→ **PROBLEM DETAILS**
Look through the data for the string "square". Copy every line where it is found.

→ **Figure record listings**
##############################

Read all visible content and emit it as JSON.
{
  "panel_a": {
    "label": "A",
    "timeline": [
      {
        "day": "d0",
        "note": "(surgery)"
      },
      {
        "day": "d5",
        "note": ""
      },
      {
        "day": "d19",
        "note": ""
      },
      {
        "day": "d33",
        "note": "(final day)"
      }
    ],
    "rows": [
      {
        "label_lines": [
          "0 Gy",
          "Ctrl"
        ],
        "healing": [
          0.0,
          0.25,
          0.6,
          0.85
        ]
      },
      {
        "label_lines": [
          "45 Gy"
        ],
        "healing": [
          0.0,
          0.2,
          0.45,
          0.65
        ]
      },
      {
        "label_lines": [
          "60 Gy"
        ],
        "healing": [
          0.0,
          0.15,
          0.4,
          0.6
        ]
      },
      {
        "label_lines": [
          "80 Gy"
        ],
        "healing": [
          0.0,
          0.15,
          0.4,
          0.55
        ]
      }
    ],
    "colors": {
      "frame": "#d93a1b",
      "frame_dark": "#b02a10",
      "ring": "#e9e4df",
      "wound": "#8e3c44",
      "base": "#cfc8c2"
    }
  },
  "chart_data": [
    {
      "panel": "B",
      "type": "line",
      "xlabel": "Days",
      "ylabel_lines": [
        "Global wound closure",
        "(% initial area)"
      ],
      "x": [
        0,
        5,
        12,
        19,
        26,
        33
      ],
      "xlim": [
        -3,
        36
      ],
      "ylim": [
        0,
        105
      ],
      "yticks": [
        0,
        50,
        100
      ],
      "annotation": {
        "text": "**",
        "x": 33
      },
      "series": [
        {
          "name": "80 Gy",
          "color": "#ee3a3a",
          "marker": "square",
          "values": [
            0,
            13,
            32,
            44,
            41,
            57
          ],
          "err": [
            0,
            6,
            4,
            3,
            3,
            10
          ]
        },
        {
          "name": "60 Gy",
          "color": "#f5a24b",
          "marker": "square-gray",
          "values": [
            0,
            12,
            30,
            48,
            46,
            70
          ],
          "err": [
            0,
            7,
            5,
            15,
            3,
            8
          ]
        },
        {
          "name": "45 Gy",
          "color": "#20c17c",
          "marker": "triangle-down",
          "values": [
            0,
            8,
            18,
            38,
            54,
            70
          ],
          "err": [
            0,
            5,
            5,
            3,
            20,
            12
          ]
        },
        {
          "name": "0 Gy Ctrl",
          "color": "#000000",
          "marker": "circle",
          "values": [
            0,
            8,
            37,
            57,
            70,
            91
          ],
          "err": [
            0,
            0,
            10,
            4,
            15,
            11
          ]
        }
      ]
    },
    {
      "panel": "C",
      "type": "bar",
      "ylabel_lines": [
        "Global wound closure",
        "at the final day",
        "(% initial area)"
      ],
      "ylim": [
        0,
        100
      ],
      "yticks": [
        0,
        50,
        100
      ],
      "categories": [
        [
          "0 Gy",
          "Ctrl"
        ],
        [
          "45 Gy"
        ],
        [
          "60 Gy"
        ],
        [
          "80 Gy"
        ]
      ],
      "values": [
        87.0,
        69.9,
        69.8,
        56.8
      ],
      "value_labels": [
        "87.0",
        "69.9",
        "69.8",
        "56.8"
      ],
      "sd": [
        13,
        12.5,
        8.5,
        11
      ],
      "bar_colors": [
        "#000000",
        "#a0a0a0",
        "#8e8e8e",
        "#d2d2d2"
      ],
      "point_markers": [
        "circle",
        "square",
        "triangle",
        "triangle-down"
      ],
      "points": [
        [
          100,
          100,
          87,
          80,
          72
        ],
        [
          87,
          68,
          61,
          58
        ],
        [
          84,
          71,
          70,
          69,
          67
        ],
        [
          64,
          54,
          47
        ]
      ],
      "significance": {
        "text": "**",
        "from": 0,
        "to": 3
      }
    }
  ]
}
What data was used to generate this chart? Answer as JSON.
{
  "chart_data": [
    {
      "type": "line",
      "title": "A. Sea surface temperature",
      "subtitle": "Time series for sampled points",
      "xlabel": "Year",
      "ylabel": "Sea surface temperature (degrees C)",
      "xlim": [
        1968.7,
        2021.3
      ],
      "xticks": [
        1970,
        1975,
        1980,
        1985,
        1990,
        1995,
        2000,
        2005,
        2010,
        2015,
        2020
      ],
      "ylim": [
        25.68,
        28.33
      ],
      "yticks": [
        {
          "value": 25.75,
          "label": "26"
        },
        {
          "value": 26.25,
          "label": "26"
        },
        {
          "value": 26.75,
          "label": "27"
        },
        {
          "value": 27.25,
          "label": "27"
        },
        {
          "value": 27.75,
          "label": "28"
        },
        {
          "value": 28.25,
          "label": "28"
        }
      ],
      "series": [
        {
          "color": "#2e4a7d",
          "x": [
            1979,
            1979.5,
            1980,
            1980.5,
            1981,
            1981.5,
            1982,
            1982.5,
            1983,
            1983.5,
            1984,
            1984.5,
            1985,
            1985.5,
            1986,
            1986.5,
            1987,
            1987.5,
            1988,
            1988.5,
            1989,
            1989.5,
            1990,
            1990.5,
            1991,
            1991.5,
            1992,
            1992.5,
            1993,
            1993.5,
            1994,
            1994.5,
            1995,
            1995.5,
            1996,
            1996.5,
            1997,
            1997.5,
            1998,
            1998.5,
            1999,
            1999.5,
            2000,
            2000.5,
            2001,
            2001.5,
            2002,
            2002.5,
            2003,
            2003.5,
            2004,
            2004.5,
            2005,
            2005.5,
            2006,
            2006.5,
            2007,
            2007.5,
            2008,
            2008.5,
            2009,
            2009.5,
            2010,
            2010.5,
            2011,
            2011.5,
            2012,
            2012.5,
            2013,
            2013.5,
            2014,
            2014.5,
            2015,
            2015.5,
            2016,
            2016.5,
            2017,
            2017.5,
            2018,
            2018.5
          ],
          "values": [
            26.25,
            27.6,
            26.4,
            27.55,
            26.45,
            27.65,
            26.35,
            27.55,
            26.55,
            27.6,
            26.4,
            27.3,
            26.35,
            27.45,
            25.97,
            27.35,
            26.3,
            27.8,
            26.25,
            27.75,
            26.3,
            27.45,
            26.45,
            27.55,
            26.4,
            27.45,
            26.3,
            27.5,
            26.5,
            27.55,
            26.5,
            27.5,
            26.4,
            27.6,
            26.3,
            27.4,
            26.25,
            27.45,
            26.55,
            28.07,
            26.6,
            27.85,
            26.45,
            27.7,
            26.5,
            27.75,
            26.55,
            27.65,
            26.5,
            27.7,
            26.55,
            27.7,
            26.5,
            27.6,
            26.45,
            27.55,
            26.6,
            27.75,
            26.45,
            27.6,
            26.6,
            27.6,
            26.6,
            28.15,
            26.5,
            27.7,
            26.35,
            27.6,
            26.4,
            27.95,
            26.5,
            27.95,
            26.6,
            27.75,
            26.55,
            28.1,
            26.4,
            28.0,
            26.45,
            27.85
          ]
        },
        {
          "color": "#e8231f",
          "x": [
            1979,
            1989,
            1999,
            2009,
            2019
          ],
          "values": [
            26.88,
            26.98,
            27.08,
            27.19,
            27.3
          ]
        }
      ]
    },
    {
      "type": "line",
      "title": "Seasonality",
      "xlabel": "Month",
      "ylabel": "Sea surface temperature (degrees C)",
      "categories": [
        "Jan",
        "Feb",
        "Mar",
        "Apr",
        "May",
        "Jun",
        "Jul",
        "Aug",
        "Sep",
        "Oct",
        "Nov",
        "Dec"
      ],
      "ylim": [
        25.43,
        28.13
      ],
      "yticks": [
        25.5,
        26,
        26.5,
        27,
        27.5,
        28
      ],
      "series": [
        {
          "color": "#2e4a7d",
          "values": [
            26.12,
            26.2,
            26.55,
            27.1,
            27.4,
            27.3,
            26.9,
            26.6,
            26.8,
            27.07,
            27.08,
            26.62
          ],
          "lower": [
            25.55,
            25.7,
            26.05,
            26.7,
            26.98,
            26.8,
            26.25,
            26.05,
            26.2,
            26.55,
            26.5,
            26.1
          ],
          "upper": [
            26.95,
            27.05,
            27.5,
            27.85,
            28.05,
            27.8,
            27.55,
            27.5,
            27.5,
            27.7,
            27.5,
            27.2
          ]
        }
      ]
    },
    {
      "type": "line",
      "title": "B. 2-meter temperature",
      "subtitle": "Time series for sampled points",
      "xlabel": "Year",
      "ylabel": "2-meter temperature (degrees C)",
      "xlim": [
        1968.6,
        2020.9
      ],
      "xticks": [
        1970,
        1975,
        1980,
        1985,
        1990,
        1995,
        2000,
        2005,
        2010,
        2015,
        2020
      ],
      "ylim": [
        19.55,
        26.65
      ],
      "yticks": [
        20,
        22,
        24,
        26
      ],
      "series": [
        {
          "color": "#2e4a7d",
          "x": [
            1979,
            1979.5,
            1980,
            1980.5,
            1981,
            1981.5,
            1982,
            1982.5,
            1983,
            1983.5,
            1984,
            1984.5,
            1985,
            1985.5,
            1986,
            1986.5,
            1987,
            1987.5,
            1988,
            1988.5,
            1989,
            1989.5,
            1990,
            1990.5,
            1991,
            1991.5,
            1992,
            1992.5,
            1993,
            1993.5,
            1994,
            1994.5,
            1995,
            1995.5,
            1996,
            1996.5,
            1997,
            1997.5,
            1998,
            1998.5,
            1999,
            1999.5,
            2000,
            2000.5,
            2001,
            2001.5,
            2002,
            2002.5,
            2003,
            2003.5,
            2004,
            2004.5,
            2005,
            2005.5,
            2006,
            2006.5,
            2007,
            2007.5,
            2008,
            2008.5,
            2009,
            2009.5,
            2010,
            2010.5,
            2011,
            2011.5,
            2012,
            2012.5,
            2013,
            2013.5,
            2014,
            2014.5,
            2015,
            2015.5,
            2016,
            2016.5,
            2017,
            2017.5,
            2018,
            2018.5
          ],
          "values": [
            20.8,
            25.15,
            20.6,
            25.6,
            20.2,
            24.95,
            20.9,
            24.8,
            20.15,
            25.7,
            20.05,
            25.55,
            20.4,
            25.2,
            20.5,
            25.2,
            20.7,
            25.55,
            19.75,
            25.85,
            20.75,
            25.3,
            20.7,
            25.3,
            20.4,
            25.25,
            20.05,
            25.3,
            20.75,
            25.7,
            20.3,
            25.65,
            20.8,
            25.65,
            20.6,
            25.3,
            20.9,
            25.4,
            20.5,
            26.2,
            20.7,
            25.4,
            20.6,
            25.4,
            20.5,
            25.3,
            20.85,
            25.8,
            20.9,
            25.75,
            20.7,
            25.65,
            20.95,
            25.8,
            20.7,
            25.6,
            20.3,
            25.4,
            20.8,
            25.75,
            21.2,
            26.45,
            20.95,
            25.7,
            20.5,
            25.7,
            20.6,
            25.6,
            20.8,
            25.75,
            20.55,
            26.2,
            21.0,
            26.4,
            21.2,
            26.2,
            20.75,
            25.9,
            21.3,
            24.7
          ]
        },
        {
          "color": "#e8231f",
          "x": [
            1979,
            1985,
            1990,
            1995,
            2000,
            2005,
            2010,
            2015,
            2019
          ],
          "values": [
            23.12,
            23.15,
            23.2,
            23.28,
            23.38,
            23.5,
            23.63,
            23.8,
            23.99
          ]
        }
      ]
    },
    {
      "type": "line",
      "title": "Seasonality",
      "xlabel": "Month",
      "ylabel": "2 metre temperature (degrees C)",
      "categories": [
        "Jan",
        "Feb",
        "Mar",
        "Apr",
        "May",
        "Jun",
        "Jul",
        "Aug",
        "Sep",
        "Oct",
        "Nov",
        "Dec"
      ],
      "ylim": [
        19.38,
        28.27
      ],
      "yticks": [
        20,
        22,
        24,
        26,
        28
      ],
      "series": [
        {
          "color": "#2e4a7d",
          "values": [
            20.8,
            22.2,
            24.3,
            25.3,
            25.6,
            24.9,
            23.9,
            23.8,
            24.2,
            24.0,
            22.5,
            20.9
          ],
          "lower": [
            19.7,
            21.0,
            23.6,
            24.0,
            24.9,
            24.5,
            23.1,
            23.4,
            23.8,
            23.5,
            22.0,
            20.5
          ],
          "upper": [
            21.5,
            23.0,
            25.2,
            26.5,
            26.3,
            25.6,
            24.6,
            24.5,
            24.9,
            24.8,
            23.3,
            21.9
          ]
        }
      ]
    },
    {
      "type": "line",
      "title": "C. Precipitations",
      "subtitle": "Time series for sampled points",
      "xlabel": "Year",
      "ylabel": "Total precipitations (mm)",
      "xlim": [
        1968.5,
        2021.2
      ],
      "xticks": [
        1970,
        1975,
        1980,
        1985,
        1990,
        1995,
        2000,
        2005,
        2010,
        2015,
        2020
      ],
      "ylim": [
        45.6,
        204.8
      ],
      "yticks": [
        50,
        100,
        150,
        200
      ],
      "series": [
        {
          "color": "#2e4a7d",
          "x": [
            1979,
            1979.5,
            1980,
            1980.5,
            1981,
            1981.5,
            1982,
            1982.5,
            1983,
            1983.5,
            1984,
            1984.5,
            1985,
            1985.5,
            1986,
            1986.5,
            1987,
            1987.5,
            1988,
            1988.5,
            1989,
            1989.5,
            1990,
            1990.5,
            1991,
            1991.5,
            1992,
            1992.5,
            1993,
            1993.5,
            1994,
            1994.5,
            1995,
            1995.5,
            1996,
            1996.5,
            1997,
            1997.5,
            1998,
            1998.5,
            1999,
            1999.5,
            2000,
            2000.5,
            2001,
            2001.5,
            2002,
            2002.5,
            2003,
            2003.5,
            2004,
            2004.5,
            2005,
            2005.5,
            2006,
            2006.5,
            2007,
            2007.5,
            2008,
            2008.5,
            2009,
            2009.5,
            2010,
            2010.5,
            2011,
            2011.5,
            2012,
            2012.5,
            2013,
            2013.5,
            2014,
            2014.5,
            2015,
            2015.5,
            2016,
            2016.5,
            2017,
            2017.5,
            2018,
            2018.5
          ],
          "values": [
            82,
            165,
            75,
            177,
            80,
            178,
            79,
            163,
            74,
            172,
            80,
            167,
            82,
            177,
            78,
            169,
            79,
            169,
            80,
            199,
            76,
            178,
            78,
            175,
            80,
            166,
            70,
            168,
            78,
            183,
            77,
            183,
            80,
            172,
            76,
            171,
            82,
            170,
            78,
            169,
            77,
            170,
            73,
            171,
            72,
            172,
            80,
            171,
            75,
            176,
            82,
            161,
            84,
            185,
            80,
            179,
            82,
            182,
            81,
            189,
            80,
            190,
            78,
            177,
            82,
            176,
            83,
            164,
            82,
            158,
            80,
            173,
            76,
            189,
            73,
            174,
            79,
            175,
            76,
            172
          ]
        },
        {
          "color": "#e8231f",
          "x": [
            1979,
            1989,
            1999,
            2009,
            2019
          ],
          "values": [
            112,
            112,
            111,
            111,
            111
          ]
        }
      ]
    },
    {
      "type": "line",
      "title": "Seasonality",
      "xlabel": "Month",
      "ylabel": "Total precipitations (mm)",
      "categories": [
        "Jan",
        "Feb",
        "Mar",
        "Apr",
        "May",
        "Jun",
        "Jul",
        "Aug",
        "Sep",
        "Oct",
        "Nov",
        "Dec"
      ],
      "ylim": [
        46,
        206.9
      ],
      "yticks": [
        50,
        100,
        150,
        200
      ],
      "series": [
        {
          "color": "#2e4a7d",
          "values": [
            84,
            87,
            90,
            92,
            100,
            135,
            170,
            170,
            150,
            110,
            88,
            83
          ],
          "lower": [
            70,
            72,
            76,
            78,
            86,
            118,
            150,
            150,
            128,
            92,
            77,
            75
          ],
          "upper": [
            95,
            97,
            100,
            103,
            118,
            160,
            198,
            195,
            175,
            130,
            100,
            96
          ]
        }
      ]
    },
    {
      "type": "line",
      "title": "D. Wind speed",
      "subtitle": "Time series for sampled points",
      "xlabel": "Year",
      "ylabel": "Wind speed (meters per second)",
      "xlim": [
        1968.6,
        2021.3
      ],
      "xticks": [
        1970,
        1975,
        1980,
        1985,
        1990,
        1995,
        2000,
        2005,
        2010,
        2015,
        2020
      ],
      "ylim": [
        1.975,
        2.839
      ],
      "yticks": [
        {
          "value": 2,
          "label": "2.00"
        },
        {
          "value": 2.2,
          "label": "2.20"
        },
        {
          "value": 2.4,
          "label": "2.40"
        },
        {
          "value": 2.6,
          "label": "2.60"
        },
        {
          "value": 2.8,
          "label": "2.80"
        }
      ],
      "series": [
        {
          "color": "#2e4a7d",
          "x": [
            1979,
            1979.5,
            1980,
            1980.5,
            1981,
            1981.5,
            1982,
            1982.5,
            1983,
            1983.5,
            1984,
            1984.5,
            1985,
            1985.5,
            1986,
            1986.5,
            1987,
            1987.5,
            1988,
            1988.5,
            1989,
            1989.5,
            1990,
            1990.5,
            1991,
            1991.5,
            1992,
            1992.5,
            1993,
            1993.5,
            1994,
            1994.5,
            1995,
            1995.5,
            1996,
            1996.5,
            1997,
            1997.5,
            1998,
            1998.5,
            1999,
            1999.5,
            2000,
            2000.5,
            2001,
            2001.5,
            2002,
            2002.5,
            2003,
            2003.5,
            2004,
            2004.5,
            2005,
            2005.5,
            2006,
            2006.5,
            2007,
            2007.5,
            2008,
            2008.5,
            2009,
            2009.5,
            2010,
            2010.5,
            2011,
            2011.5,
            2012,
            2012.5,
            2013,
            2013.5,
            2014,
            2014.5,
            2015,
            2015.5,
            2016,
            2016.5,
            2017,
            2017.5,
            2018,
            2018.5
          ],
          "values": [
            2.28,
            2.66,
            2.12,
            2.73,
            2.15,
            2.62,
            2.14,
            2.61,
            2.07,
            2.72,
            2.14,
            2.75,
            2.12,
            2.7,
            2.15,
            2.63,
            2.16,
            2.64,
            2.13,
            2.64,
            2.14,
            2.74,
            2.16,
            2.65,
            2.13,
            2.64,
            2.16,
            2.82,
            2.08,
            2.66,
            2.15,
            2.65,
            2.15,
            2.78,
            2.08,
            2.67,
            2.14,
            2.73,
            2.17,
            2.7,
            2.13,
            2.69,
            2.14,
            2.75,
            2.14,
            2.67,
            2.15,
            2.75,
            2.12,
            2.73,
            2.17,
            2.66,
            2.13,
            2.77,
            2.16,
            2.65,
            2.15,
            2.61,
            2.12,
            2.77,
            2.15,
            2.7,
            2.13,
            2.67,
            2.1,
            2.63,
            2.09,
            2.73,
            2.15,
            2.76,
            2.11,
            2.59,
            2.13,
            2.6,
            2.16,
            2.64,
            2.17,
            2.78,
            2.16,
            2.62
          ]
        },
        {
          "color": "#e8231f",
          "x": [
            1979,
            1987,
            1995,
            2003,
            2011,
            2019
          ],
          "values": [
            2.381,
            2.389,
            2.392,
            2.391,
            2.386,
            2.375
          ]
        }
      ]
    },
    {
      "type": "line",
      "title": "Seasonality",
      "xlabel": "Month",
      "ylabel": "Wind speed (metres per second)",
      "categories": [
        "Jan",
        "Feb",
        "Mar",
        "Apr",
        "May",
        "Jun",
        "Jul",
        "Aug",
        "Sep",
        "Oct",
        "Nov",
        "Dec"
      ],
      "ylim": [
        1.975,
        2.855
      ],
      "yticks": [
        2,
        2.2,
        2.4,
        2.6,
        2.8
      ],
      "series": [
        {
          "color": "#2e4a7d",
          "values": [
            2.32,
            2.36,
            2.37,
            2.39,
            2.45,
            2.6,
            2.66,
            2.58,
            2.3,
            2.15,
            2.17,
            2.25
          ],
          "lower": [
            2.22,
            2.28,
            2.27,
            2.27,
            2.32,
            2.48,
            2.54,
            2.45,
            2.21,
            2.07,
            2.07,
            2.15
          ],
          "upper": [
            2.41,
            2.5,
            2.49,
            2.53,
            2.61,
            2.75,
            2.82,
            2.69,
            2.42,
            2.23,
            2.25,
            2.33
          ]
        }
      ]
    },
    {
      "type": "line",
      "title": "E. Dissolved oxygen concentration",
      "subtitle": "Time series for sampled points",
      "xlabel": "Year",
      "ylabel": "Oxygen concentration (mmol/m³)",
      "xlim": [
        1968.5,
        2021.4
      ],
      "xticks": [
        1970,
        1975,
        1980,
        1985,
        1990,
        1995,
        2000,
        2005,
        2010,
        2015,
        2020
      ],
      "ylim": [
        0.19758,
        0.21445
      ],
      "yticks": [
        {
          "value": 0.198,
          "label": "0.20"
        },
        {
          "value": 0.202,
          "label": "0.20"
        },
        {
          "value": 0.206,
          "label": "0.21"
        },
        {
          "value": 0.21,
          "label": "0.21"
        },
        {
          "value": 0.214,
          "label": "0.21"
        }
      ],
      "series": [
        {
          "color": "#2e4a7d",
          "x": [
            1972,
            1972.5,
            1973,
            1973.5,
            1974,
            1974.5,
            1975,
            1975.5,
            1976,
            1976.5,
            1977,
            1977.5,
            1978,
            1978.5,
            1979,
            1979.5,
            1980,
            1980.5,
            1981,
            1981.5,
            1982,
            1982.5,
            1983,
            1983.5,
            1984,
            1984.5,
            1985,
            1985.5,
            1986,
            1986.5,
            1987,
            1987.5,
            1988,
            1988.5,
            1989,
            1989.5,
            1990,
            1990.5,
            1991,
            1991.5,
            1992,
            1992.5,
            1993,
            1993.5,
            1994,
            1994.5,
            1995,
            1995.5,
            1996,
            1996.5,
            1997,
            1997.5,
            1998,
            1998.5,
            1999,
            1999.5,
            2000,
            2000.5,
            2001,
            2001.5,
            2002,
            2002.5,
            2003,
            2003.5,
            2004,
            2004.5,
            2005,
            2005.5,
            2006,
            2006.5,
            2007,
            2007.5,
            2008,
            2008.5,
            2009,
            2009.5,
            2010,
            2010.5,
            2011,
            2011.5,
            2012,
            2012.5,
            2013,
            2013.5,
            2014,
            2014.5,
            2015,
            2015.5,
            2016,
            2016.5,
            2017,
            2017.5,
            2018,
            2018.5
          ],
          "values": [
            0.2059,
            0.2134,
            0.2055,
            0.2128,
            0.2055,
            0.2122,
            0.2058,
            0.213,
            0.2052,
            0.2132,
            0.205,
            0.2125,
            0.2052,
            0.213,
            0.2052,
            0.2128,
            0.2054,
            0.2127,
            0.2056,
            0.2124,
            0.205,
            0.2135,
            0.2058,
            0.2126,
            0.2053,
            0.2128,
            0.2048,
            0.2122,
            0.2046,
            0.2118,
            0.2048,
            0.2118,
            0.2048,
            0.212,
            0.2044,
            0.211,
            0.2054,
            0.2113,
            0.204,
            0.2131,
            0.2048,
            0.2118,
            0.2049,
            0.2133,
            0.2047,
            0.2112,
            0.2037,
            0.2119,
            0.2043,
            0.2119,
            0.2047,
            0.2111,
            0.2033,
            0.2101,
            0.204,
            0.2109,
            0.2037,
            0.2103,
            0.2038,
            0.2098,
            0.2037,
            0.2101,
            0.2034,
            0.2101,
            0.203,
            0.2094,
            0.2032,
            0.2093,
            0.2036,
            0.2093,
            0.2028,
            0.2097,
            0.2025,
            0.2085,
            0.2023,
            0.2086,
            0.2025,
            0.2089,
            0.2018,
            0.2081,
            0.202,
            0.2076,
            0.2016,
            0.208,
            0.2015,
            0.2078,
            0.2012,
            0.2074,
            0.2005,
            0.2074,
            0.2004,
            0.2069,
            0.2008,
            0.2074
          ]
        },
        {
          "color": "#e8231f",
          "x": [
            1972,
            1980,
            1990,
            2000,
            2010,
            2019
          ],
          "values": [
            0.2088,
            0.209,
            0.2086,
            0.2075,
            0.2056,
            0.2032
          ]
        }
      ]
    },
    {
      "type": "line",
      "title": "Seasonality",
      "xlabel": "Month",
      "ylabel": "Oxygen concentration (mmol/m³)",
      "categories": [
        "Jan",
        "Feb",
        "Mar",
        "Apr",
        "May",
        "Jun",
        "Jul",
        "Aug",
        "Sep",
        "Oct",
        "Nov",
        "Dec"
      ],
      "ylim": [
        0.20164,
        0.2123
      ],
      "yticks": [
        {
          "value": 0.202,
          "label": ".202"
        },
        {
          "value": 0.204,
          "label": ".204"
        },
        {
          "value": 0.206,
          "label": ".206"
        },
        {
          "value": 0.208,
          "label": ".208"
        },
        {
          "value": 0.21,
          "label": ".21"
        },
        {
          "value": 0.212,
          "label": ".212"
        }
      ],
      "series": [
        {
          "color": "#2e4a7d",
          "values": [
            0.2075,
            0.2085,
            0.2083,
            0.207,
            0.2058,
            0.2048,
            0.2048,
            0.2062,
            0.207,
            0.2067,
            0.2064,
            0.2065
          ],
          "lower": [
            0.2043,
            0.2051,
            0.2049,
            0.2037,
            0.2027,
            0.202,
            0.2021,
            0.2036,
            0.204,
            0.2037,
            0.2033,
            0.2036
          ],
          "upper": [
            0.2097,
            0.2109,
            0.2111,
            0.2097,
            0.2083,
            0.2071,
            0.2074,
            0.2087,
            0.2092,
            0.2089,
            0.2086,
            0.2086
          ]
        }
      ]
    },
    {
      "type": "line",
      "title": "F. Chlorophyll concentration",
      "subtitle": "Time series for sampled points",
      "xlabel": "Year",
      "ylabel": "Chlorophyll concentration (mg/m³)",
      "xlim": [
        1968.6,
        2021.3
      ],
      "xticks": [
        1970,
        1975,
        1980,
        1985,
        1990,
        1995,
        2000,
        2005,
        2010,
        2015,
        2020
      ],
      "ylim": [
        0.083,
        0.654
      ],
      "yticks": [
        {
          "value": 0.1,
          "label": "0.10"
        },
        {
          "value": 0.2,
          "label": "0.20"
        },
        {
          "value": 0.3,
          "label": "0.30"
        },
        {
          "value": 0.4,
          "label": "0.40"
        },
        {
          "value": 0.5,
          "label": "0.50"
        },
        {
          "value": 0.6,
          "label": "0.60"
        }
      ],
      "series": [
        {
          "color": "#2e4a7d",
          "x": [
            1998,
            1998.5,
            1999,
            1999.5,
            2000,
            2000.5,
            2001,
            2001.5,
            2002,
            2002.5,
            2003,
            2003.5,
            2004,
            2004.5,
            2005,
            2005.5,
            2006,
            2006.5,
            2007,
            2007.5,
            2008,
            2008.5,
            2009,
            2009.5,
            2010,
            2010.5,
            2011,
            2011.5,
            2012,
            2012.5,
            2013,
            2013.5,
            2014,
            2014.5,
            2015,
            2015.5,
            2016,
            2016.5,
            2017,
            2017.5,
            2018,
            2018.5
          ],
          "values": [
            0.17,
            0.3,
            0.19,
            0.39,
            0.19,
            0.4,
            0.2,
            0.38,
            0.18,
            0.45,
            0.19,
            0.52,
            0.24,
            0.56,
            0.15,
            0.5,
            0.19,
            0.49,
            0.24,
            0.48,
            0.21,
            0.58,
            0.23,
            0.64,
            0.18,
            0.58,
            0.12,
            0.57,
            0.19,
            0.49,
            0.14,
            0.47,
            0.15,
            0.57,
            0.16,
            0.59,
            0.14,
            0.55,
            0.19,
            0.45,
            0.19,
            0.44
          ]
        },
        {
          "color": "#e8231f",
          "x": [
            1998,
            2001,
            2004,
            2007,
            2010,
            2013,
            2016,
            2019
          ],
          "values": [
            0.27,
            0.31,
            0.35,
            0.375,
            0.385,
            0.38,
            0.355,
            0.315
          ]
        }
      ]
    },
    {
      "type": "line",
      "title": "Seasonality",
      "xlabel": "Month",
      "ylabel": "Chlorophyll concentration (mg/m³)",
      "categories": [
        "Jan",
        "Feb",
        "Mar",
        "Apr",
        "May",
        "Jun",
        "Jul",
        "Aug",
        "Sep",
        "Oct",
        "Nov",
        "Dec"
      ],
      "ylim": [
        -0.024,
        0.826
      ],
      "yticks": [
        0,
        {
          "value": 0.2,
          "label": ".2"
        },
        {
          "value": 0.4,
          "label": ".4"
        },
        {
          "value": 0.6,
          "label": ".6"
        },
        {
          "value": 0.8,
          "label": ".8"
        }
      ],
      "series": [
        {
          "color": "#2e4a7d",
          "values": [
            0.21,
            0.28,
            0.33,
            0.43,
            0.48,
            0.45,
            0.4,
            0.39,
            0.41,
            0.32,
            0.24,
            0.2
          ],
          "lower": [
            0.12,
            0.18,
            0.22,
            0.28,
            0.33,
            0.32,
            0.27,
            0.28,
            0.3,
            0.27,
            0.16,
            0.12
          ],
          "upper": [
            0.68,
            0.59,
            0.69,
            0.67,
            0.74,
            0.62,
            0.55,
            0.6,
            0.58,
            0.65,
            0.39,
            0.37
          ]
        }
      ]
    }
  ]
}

##############################

→ **RESPONSE TO THIS EXERCISE**
          "marker": "square",
          "marker": "square-gray",
        "square",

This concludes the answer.